SHORT EXERCISE - The records below must be copied in full; omit the images.

DATA SUPPLIED -
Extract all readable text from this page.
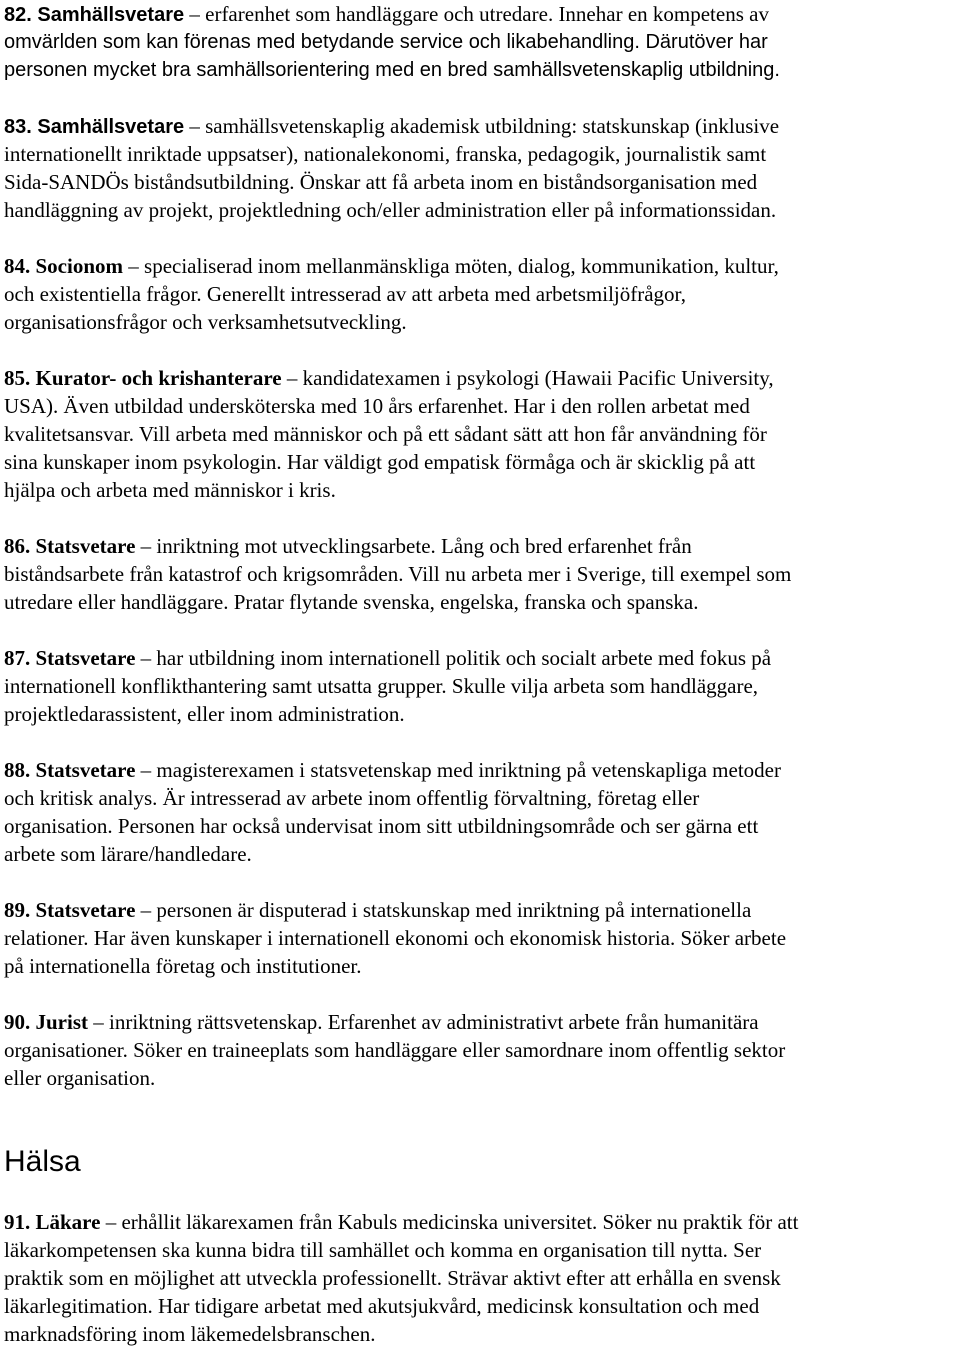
82. Samhällsvetare – erfarenhet som handläggare och utredare. Innehar en kompetens av
omvärlden som kan förenas med betydande service och likabehandling. Därutöver har
personen mycket bra samhällsorientering med en bred samhällsvetenskaplig utbildning.
83. Samhällsvetare – samhällsvetenskaplig akademisk utbildning: statskunskap (inklusive
internationellt inriktade uppsatser), nationalekonomi, franska, pedagogik, journalistik samt
Sida-SANDÖs biståndsutbildning. Önskar att få arbeta inom en biståndsorganisation med
handläggning av projekt, projektledning och/eller administration eller på informationssidan.
84. Socionom – specialiserad inom mellanmänskliga möten, dialog, kommunikation, kultur,
och existentiella frågor. Generellt intresserad av att arbeta med arbetsmiljöfrågor,
organisationsfrågor och verksamhetsutveckling.
85. Kurator- och krishanterare – kandidatexamen i psykologi (Hawaii Pacific University,
USA). Även utbildad undersköterska med 10 års erfarenhet. Har i den rollen arbetat med
kvalitetsansvar. Vill arbeta med människor och på ett sådant sätt att hon får användning för
sina kunskaper inom psykologin. Har väldigt god empatisk förmåga och är skicklig på att
hjälpa och arbeta med människor i kris.
86. Statsvetare – inriktning mot utvecklingsarbete. Lång och bred erfarenhet från
biståndsarbete från katastrof och krigsområden. Vill nu arbeta mer i Sverige, till exempel som
utredare eller handläggare. Pratar flytande svenska, engelska, franska och spanska.
87. Statsvetare – har utbildning inom internationell politik och socialt arbete med fokus på
internationell konflikthantering samt utsatta grupper. Skulle vilja arbeta som handläggare,
projektledarassistent, eller inom administration.
88. Statsvetare – magisterexamen i statsvetenskap med inriktning på vetenskapliga metoder
och kritisk analys. Är intresserad av arbete inom offentlig förvaltning, företag eller
organisation. Personen har också undervisat inom sitt utbildningsområde och ser gärna ett
arbete som lärare/handledare.
89. Statsvetare – personen är disputerad i statskunskap med inriktning på internationella
relationer. Har även kunskaper i internationell ekonomi och ekonomisk historia. Söker arbete
på internationella företag och institutioner.
90. Jurist – inriktning rättsvetenskap. Erfarenhet av administrativt arbete från humanitära
organisationer. Söker en traineeplats som handläggare eller samordnare inom offentlig sektor
eller organisation.
Hälsa
91. Läkare – erhållit läkarexamen från Kabuls medicinska universitet. Söker nu praktik för att
läkarkompetensen ska kunna bidra till samhället och komma en organisation till nytta. Ser
praktik som en möjlighet att utveckla professionellt. Strävar aktivt efter att erhålla en svensk
läkarlegitimation. Har tidigare arbetat med akutsjukvård, medicinsk konsultation och med
marknadsföring inom läkemedelsbranschen.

RESULT BELOW -
Extract all readable text from this page.
82. Samhällsvetare – erfarenhet som handläggare och utredare. Innehar en kompetens av
omvärlden som kan förenas med betydande service och likabehandling. Därutöver har
personen mycket bra samhällsorientering med en bred samhällsvetenskaplig utbildning.
83. Samhällsvetare – samhällsvetenskaplig akademisk utbildning: statskunskap (inklusive
internationellt inriktade uppsatser), nationalekonomi, franska, pedagogik, journalistik samt
Sida-SANDÖs biståndsutbildning. Önskar att få arbeta inom en biståndsorganisation med
handläggning av projekt, projektledning och/eller administration eller på informationssidan.
84. Socionom – specialiserad inom mellanmänskliga möten, dialog, kommunikation, kultur,
och existentiella frågor. Generellt intresserad av att arbeta med arbetsmiljöfrågor,
organisationsfrågor och verksamhetsutveckling.
85. Kurator- och krishanterare – kandidatexamen i psykologi (Hawaii Pacific University,
USA). Även utbildad undersköterska med 10 års erfarenhet. Har i den rollen arbetat med
kvalitetsansvar. Vill arbeta med människor och på ett sådant sätt att hon får användning för
sina kunskaper inom psykologin. Har väldigt god empatisk förmåga och är skicklig på att
hjälpa och arbeta med människor i kris.
86. Statsvetare – inriktning mot utvecklingsarbete. Lång och bred erfarenhet från
biståndsarbete från katastrof och krigsområden. Vill nu arbeta mer i Sverige, till exempel som
utredare eller handläggare. Pratar flytande svenska, engelska, franska och spanska.
87. Statsvetare – har utbildning inom internationell politik och socialt arbete med fokus på
internationell konflikthantering samt utsatta grupper. Skulle vilja arbeta som handläggare,
projektledarassistent, eller inom administration.
88. Statsvetare – magisterexamen i statsvetenskap med inriktning på vetenskapliga metoder
och kritisk analys. Är intresserad av arbete inom offentlig förvaltning, företag eller
organisation. Personen har också undervisat inom sitt utbildningsområde och ser gärna ett
arbete som lärare/handledare.
89. Statsvetare – personen är disputerad i statskunskap med inriktning på internationella
relationer. Har även kunskaper i internationell ekonomi och ekonomisk historia. Söker arbete
på internationella företag och institutioner.
90. Jurist – inriktning rättsvetenskap. Erfarenhet av administrativt arbete från humanitära
organisationer. Söker en traineeplats som handläggare eller samordnare inom offentlig sektor
eller organisation.
Hälsa
91. Läkare – erhållit läkarexamen från Kabuls medicinska universitet. Söker nu praktik för att
läkarkompetensen ska kunna bidra till samhället och komma en organisation till nytta. Ser
praktik som en möjlighet att utveckla professionellt. Strävar aktivt efter att erhålla en svensk
läkarlegitimation. Har tidigare arbetat med akutsjukvård, medicinsk konsultation och med
marknadsföring inom läkemedelsbranschen.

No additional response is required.